-------- Supplied material --------

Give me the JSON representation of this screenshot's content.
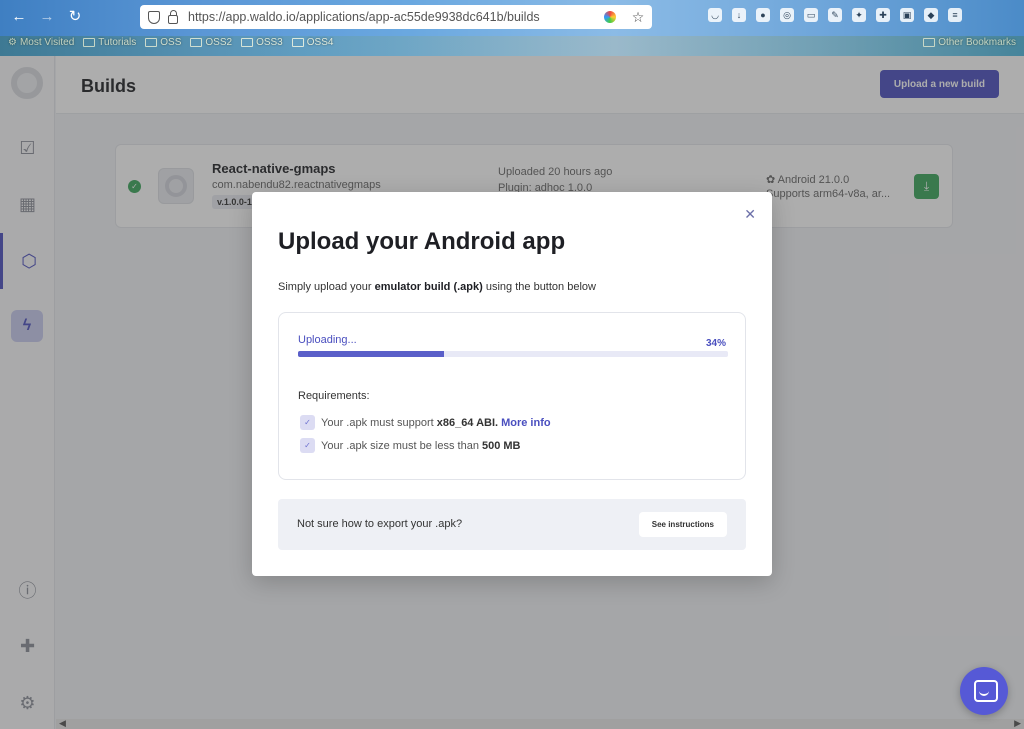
{
  "browser": {
    "url": "https://app.waldo.io/applications/app-ac55de9938dc641b/builds",
    "bookmarks": [
      "Most Visited",
      "Tutorials",
      "OSS",
      "OSS2",
      "OSS3",
      "OSS4"
    ],
    "other_bookmarks": "Other Bookmarks",
    "toolbar_icons": [
      "pocket-icon",
      "download-icon",
      "ext-twd-icon",
      "ext-globe-icon",
      "ext-slides-icon",
      "ext-note-icon",
      "ext-bird-icon",
      "ext-puzzle-icon",
      "ext-iq-icon",
      "ext-color-icon",
      "menu-icon"
    ]
  },
  "sidebar": {
    "items": [
      "checklist-icon",
      "chip-icon",
      "cube-icon",
      "bolt-icon",
      "help-icon",
      "puzzle-icon",
      "gear-icon"
    ]
  },
  "header": {
    "title": "Builds",
    "upload_label": "Upload a new build"
  },
  "build": {
    "name": "React-native-gmaps",
    "package": "com.nabendu82.reactnativegmaps",
    "version": "v.1.0.0-1",
    "uploaded": "Uploaded 20 hours ago",
    "plugin": "Plugin: adhoc 1.0.0",
    "android": "Android 21.0.0",
    "supports": "Supports arm64-v8a, ar..."
  },
  "modal": {
    "title": "Upload your Android app",
    "subtitle_pre": "Simply upload your",
    "subtitle_bold": "emulator build (.apk)",
    "subtitle_post": "using the button below",
    "status": "Uploading...",
    "progress": 34,
    "progress_label": "34%",
    "requirements_title": "Requirements:",
    "req1_pre": "Your .apk must support",
    "req1_bold": "x86_64 ABI.",
    "req1_link": "More info",
    "req2_pre": "Your .apk size must be less than",
    "req2_bold": "500 MB",
    "help_text": "Not sure how to export your .apk?",
    "help_button": "See instructions"
  },
  "colors": {
    "accent": "#4a4fbf",
    "success": "#3aa55a"
  }
}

--------

— Short problem —
Each line of the data is to be duplicated exactly; pictures stay out of the copy.

— Expected answer —
Give me the JSON representation of this screenshot's content.
{
  "browser": {
    "url": "https://app.waldo.io/applications/app-ac55de9938dc641b/builds",
    "bookmarks": [
      "Most Visited",
      "Tutorials",
      "OSS",
      "OSS2",
      "OSS3",
      "OSS4"
    ],
    "other_bookmarks": "Other Bookmarks",
    "toolbar_icons": [
      "pocket-icon",
      "download-icon",
      "ext-twd-icon",
      "ext-globe-icon",
      "ext-slides-icon",
      "ext-note-icon",
      "ext-bird-icon",
      "ext-puzzle-icon",
      "ext-iq-icon",
      "ext-color-icon",
      "menu-icon"
    ]
  },
  "sidebar": {
    "items": [
      "checklist-icon",
      "chip-icon",
      "cube-icon",
      "bolt-icon",
      "help-icon",
      "puzzle-icon",
      "gear-icon"
    ]
  },
  "header": {
    "title": "Builds",
    "upload_label": "Upload a new build"
  },
  "build": {
    "name": "React-native-gmaps",
    "package": "com.nabendu82.reactnativegmaps",
    "version": "v.1.0.0-1",
    "uploaded": "Uploaded 20 hours ago",
    "plugin": "Plugin: adhoc 1.0.0",
    "android": "Android 21.0.0",
    "supports": "Supports arm64-v8a, ar..."
  },
  "modal": {
    "title": "Upload your Android app",
    "subtitle_pre": "Simply upload your",
    "subtitle_bold": "emulator build (.apk)",
    "subtitle_post": "using the button below",
    "status": "Uploading...",
    "progress": 34,
    "progress_label": "34%",
    "requirements_title": "Requirements:",
    "req1_pre": "Your .apk must support",
    "req1_bold": "x86_64 ABI.",
    "req1_link": "More info",
    "req2_pre": "Your .apk size must be less than",
    "req2_bold": "500 MB",
    "help_text": "Not sure how to export your .apk?",
    "help_button": "See instructions"
  },
  "colors": {
    "accent": "#4a4fbf",
    "success": "#3aa55a"
  }
}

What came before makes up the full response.